* THE PROBLEM *
Render every line of the records below as a JSON list of strings, one string per line, with blank lines omitted.

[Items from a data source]
--

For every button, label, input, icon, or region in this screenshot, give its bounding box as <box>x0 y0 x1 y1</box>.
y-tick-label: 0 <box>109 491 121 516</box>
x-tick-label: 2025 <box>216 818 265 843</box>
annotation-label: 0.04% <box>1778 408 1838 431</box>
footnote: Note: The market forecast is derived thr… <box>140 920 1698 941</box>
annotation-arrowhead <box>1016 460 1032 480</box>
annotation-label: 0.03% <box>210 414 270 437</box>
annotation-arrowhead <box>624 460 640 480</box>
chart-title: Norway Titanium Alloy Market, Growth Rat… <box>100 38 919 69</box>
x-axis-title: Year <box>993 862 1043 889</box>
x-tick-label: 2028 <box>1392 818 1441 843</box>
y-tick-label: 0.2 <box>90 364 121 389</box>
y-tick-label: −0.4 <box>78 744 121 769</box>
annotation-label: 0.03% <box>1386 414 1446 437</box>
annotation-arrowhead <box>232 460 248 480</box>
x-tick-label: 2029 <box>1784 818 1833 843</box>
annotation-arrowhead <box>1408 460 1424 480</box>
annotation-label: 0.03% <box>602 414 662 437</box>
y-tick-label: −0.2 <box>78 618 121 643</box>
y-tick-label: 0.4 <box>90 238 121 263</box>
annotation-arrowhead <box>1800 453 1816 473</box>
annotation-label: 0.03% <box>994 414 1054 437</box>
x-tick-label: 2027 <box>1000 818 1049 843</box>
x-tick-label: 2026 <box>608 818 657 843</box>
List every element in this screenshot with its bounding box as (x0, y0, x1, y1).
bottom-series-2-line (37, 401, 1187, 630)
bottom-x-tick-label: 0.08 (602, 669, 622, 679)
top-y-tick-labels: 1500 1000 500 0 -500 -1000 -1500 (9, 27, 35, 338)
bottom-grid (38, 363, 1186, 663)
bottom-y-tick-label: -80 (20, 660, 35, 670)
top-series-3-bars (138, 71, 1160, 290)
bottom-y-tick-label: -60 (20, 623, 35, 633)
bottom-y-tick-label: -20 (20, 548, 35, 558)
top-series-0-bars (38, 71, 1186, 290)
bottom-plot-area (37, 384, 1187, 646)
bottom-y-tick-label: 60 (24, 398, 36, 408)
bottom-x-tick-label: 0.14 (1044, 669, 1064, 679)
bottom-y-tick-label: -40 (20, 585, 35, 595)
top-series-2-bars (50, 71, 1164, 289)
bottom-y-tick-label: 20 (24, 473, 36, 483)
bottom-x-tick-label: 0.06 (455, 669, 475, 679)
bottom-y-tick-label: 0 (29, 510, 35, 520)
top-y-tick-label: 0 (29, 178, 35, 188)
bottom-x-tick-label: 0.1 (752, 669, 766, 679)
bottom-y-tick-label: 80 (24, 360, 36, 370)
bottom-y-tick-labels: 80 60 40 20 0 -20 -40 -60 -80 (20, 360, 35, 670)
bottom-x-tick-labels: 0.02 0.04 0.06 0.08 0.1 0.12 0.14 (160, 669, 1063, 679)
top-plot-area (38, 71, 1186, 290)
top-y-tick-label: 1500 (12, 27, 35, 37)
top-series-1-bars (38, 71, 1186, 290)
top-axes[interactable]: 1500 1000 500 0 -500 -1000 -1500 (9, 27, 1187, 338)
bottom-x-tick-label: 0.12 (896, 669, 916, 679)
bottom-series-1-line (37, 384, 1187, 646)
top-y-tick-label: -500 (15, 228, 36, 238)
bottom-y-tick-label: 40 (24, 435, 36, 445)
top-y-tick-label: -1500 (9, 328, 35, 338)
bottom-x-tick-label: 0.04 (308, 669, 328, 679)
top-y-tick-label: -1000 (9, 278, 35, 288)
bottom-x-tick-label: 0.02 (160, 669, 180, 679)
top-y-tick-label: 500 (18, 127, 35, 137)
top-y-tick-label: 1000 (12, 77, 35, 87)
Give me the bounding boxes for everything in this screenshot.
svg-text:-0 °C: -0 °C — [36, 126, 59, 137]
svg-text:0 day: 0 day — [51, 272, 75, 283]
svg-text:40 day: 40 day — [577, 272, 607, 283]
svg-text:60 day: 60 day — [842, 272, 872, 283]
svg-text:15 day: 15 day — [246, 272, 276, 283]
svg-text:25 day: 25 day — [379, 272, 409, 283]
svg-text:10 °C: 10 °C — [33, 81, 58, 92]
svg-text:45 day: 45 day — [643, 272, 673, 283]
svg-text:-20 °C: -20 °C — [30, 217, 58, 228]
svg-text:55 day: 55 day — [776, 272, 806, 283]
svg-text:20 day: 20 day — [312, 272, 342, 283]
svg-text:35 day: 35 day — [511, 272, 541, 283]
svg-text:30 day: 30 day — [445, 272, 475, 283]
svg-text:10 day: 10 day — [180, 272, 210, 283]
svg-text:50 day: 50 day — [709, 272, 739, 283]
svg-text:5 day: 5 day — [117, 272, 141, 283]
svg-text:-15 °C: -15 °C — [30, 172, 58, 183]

--

* FINISHED ANSWER *
[
  "For every button, label, input, icon, or region in this screenshot, give its bounding box as <box>x0 y0 x1 y1</box>.",
  "y-tick-label: 0 <box>109 491 121 516</box>",
  "x-tick-label: 2025 <box>216 818 265 843</box>",
  "annotation-label: 0.04% <box>1778 408 1838 431</box>",
  "footnote: Note: The market forecast is derived thr… <box>140 920 1698 941</box>",
  "annotation-arrowhead <box>1016 460 1032 480</box>",
  "annotation-label: 0.03% <box>210 414 270 437</box>",
  "annotation-arrowhead <box>624 460 640 480</box>",
  "chart-title: Norway Titanium Alloy Market, Growth Rat… <box>100 38 919 69</box>",
  "x-axis-title: Year <box>993 862 1043 889</box>",
  "x-tick-label: 2028 <box>1392 818 1441 843</box>",
  "y-tick-label: 0.2 <box>90 364 121 389</box>",
  "y-tick-label: −0.4 <box>78 744 121 769</box>",
  "annotation-label: 0.03% <box>1386 414 1446 437</box>",
  "annotation-arrowhead <box>232 460 248 480</box>",
  "x-tick-label: 2029 <box>1784 818 1833 843</box>",
  "annotation-arrowhead <box>1408 460 1424 480</box>",
  "annotation-label: 0.03% <box>602 414 662 437</box>",
  "y-tick-label: −0.2 <box>78 618 121 643</box>",
  "y-tick-label: 0.4 <box>90 238 121 263</box>",
  "annotation-arrowhead <box>1800 453 1816 473</box>",
  "annotation-label: 0.03% <box>994 414 1054 437</box>",
  "x-tick-label: 2027 <box>1000 818 1049 843</box>",
  "x-tick-label: 2026 <box>608 818 657 843</box>",
  "List every element in this screenshot with its bounding box as (x0, y0, x1, y1).",
  "bottom-series-2-line (37, 401, 1187, 630)",
  "bottom-x-tick-label: 0.08 (602, 669, 622, 679)",
  "top-y-tick-labels: 1500 1000 500 0 -500 -1000 -1500 (9, 27, 35, 338)",
  "bottom-grid (38, 363, 1186, 663)",
  "bottom-y-tick-label: -80 (20, 660, 35, 670)",
  "top-series-3-bars (138, 71, 1160, 290)",
  "bottom-y-tick-label: -60 (20, 623, 35, 633)",
  "bottom-y-tick-label: -20 (20, 548, 35, 558)",
  "top-series-0-bars (38, 71, 1186, 290)",
  "bottom-plot-area (37, 384, 1187, 646)",
  "bottom-y-tick-label: 60 (24, 398, 36, 408)",
  "bottom-x-tick-label: 0.14 (1044, 669, 1064, 679)",
  "bottom-y-tick-label: -40 (20, 585, 35, 595)",
  "top-series-2-bars (50, 71, 1164, 289)",
  "bottom-y-tick-label: 20 (24, 473, 36, 483)",
  "bottom-x-tick-label: 0.06 (455, 669, 475, 679)",
  "bottom-y-tick-label: 0 (29, 510, 35, 520)",
  "top-y-tick-label: 0 (29, 178, 35, 188)",
  "bottom-x-tick-label: 0.1 (752, 669, 766, 679)",
  "bottom-y-tick-label: 80 (24, 360, 36, 370)",
  "bottom-y-tick-labels: 80 60 40 20 0 -20 -40 -60 -80 (20, 360, 35, 670)",
  "bottom-x-tick-labels: 0.02 0.04 0.06 0.08 0.1 0.12 0.14 (160, 669, 1063, 679)",
  "top-plot-area (38, 71, 1186, 290)",
  "top-y-tick-label: 1500 (12, 27, 35, 37)",
  "top-series-1-bars (38, 71, 1186, 290)",
  "top-axes[interactable]: 1500 1000 500 0 -500 -1000 -1500 (9, 27, 1187, 338)",
  "bottom-x-tick-label: 0.12 (896, 669, 916, 679)",
  "bottom-series-1-line (37, 384, 1187, 646)",
  "top-y-tick-label: -500 (15, 228, 36, 238)",
  "bottom-y-tick-label: 40 (24, 435, 36, 445)",
  "top-y-tick-label: -1500 (9, 328, 35, 338)",
  "bottom-x-tick-label: 0.04 (308, 669, 328, 679)",
  "top-y-tick-label: -1000 (9, 278, 35, 288)",
  "bottom-x-tick-label: 0.02 (160, 669, 180, 679)",
  "top-y-tick-label: 500 (18, 127, 35, 137)",
  "top-y-tick-label: 1000 (12, 77, 35, 87)",
  "Give me the bounding boxes for everything in this screenshot.",
  "svg-text:-0 °C: -0 °C — [36, 126, 59, 137]",
  "svg-text:0 day: 0 day — [51, 272, 75, 283]",
  "svg-text:40 day: 40 day — [577, 272, 607, 283]",
  "svg-text:60 day: 60 day — [842, 272, 872, 283]",
  "svg-text:15 day: 15 day — [246, 272, 276, 283]",
  "svg-text:25 day: 25 day — [379, 272, 409, 283]",
  "svg-text:10 °C: 10 °C — [33, 81, 58, 92]",
  "svg-text:45 day: 45 day — [643, 272, 673, 283]",
  "svg-text:-20 °C: -20 °C — [30, 217, 58, 228]",
  "svg-text:55 day: 55 day — [776, 272, 806, 283]",
  "svg-text:20 day: 20 day — [312, 272, 342, 283]",
  "svg-text:35 day: 35 day — [511, 272, 541, 283]",
  "svg-text:30 day: 30 day — [445, 272, 475, 283]",
  "svg-text:10 day: 10 day — [180, 272, 210, 283]",
  "svg-text:50 day: 50 day — [709, 272, 739, 283]",
  "svg-text:5 day: 5 day — [117, 272, 141, 283]",
  "svg-text:-15 °C: -15 °C — [30, 172, 58, 183]"
]